Dataset items

◆ ◆ ◆

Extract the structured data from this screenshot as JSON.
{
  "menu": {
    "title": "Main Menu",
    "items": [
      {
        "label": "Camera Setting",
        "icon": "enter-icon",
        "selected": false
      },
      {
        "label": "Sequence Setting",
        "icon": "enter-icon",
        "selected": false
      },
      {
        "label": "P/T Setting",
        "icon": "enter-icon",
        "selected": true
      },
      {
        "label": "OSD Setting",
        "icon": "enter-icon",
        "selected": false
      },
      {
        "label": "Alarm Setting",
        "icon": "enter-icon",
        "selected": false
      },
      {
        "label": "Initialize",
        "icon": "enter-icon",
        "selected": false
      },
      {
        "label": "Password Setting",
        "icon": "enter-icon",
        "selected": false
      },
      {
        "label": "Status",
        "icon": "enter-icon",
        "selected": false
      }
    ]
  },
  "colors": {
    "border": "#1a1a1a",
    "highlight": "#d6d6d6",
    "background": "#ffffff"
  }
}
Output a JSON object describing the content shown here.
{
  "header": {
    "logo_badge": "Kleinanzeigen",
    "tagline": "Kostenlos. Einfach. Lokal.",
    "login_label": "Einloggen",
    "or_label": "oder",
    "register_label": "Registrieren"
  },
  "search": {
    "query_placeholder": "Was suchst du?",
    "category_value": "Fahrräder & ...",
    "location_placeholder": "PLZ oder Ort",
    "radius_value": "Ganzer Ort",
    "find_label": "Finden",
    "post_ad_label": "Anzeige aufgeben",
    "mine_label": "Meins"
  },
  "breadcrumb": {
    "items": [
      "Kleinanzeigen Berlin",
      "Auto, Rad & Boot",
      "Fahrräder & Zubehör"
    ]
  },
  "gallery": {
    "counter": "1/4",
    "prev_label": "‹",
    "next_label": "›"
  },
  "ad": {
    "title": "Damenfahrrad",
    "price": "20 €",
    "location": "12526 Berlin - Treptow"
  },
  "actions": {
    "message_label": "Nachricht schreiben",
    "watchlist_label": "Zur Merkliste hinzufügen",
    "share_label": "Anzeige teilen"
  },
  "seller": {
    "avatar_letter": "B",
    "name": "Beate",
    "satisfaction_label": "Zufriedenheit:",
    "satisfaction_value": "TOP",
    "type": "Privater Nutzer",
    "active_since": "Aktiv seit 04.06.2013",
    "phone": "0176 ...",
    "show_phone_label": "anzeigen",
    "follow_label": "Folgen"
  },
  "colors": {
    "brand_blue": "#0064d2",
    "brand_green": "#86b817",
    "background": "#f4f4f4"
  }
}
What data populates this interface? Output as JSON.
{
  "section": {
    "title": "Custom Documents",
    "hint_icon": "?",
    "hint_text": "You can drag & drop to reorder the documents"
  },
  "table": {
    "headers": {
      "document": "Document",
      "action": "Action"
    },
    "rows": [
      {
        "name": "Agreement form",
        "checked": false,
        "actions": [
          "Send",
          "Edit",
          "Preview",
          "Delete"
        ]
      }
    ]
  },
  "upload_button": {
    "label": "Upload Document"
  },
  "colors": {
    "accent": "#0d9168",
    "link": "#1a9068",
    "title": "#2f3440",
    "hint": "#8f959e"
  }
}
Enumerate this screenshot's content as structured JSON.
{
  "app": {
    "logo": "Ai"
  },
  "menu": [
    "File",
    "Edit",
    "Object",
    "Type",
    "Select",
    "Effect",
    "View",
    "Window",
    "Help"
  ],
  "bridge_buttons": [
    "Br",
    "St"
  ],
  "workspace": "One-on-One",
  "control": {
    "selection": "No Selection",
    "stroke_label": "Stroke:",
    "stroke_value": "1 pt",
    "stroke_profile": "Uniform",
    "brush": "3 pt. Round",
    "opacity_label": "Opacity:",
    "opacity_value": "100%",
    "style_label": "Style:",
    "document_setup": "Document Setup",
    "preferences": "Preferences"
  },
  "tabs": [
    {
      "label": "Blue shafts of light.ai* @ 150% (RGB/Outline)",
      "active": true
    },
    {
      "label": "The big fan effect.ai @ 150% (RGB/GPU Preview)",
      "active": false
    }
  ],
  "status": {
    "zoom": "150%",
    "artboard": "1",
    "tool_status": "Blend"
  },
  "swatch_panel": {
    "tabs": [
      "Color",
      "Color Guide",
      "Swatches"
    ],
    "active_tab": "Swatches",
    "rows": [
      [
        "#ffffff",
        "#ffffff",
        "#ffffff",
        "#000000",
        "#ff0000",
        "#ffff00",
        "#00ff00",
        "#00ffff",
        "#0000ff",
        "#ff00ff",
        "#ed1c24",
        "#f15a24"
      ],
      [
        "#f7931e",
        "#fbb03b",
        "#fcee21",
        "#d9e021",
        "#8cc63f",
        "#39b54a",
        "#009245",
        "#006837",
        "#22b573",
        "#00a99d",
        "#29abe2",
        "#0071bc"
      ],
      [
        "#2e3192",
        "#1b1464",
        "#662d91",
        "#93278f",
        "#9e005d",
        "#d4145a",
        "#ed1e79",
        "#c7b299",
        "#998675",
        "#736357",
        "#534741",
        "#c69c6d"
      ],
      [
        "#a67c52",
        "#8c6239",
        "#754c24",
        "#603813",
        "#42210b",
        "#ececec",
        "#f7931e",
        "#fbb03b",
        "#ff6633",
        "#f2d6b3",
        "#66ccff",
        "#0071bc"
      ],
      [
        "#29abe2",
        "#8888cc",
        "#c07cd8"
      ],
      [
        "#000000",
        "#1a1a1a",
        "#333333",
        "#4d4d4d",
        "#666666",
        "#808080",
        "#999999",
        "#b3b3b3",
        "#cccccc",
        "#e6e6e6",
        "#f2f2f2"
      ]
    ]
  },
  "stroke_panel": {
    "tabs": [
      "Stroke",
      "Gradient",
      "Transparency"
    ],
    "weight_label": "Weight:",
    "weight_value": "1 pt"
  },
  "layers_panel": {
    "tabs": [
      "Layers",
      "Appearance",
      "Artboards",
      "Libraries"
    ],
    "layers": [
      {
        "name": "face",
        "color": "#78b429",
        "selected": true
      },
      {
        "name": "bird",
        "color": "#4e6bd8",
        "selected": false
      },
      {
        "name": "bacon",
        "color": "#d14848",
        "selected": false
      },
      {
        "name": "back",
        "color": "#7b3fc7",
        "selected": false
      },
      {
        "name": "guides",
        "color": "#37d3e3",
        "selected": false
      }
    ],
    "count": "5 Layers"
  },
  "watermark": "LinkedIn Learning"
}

◆ ◆ ◆

== Brief ==
Print every entry exactly as it appears.

== Result for this task ==
Extract the structured data from this screenshot as JSON.
{
  "menu": {
    "title": "Main Menu",
    "items": [
      {
        "label": "Camera Setting",
        "icon": "enter-icon",
        "selected": false
      },
      {
        "label": "Sequence Setting",
        "icon": "enter-icon",
        "selected": false
      },
      {
        "label": "P/T Setting",
        "icon": "enter-icon",
        "selected": true
      },
      {
        "label": "OSD Setting",
        "icon": "enter-icon",
        "selected": false
      },
      {
        "label": "Alarm Setting",
        "icon": "enter-icon",
        "selected": false
      },
      {
        "label": "Initialize",
        "icon": "enter-icon",
        "selected": false
      },
      {
        "label": "Password Setting",
        "icon": "enter-icon",
        "selected": false
      },
      {
        "label": "Status",
        "icon": "enter-icon",
        "selected": false
      }
    ]
  },
  "colors": {
    "border": "#1a1a1a",
    "highlight": "#d6d6d6",
    "background": "#ffffff"
  }
}
Output a JSON object describing the content shown here.
{
  "header": {
    "logo_badge": "Kleinanzeigen",
    "tagline": "Kostenlos. Einfach. Lokal.",
    "login_label": "Einloggen",
    "or_label": "oder",
    "register_label": "Registrieren"
  },
  "search": {
    "query_placeholder": "Was suchst du?",
    "category_value": "Fahrräder & ...",
    "location_placeholder": "PLZ oder Ort",
    "radius_value": "Ganzer Ort",
    "find_label": "Finden",
    "post_ad_label": "Anzeige aufgeben",
    "mine_label": "Meins"
  },
  "breadcrumb": {
    "items": [
      "Kleinanzeigen Berlin",
      "Auto, Rad & Boot",
      "Fahrräder & Zubehör"
    ]
  },
  "gallery": {
    "counter": "1/4",
    "prev_label": "‹",
    "next_label": "›"
  },
  "ad": {
    "title": "Damenfahrrad",
    "price": "20 €",
    "location": "12526 Berlin - Treptow"
  },
  "actions": {
    "message_label": "Nachricht schreiben",
    "watchlist_label": "Zur Merkliste hinzufügen",
    "share_label": "Anzeige teilen"
  },
  "seller": {
    "avatar_letter": "B",
    "name": "Beate",
    "satisfaction_label": "Zufriedenheit:",
    "satisfaction_value": "TOP",
    "type": "Privater Nutzer",
    "active_since": "Aktiv seit 04.06.2013",
    "phone": "0176 ...",
    "show_phone_label": "anzeigen",
    "follow_label": "Folgen"
  },
  "colors": {
    "brand_blue": "#0064d2",
    "brand_green": "#86b817",
    "background": "#f4f4f4"
  }
}
What data populates this interface? Output as JSON.
{
  "section": {
    "title": "Custom Documents",
    "hint_icon": "?",
    "hint_text": "You can drag & drop to reorder the documents"
  },
  "table": {
    "headers": {
      "document": "Document",
      "action": "Action"
    },
    "rows": [
      {
        "name": "Agreement form",
        "checked": false,
        "actions": [
          "Send",
          "Edit",
          "Preview",
          "Delete"
        ]
      }
    ]
  },
  "upload_button": {
    "label": "Upload Document"
  },
  "colors": {
    "accent": "#0d9168",
    "link": "#1a9068",
    "title": "#2f3440",
    "hint": "#8f959e"
  }
}
Enumerate this screenshot's content as structured JSON.
{
  "app": {
    "logo": "Ai"
  },
  "menu": [
    "File",
    "Edit",
    "Object",
    "Type",
    "Select",
    "Effect",
    "View",
    "Window",
    "Help"
  ],
  "bridge_buttons": [
    "Br",
    "St"
  ],
  "workspace": "One-on-One",
  "control": {
    "selection": "No Selection",
    "stroke_label": "Stroke:",
    "stroke_value": "1 pt",
    "stroke_profile": "Uniform",
    "brush": "3 pt. Round",
    "opacity_label": "Opacity:",
    "opacity_value": "100%",
    "style_label": "Style:",
    "document_setup": "Document Setup",
    "preferences": "Preferences"
  },
  "tabs": [
    {
      "label": "Blue shafts of light.ai* @ 150% (RGB/Outline)",
      "active": true
    },
    {
      "label": "The big fan effect.ai @ 150% (RGB/GPU Preview)",
      "active": false
    }
  ],
  "status": {
    "zoom": "150%",
    "artboard": "1",
    "tool_status": "Blend"
  },
  "swatch_panel": {
    "tabs": [
      "Color",
      "Color Guide",
      "Swatches"
    ],
    "active_tab": "Swatches",
    "rows": [
      [
        "#ffffff",
        "#ffffff",
        "#ffffff",
        "#000000",
        "#ff0000",
        "#ffff00",
        "#00ff00",
        "#00ffff",
        "#0000ff",
        "#ff00ff",
        "#ed1c24",
        "#f15a24"
      ],
      [
        "#f7931e",
        "#fbb03b",
        "#fcee21",
        "#d9e021",
        "#8cc63f",
        "#39b54a",
        "#009245",
        "#006837",
        "#22b573",
        "#00a99d",
        "#29abe2",
        "#0071bc"
      ],
      [
        "#2e3192",
        "#1b1464",
        "#662d91",
        "#93278f",
        "#9e005d",
        "#d4145a",
        "#ed1e79",
        "#c7b299",
        "#998675",
        "#736357",
        "#534741",
        "#c69c6d"
      ],
      [
        "#a67c52",
        "#8c6239",
        "#754c24",
        "#603813",
        "#42210b",
        "#ececec",
        "#f7931e",
        "#fbb03b",
        "#ff6633",
        "#f2d6b3",
        "#66ccff",
        "#0071bc"
      ],
      [
        "#29abe2",
        "#8888cc",
        "#c07cd8"
      ],
      [
        "#000000",
        "#1a1a1a",
        "#333333",
        "#4d4d4d",
        "#666666",
        "#808080",
        "#999999",
        "#b3b3b3",
        "#cccccc",
        "#e6e6e6",
        "#f2f2f2"
      ]
    ]
  },
  "stroke_panel": {
    "tabs": [
      "Stroke",
      "Gradient",
      "Transparency"
    ],
    "weight_label": "Weight:",
    "weight_value": "1 pt"
  },
  "layers_panel": {
    "tabs": [
      "Layers",
      "Appearance",
      "Artboards",
      "Libraries"
    ],
    "layers": [
      {
        "name": "face",
        "color": "#78b429",
        "selected": true
      },
      {
        "name": "bird",
        "color": "#4e6bd8",
        "selected": false
      },
      {
        "name": "bacon",
        "color": "#d14848",
        "selected": false
      },
      {
        "name": "back",
        "color": "#7b3fc7",
        "selected": false
      },
      {
        "name": "guides",
        "color": "#37d3e3",
        "selected": false
      }
    ],
    "count": "5 Layers"
  },
  "watermark": "LinkedIn Learning"
}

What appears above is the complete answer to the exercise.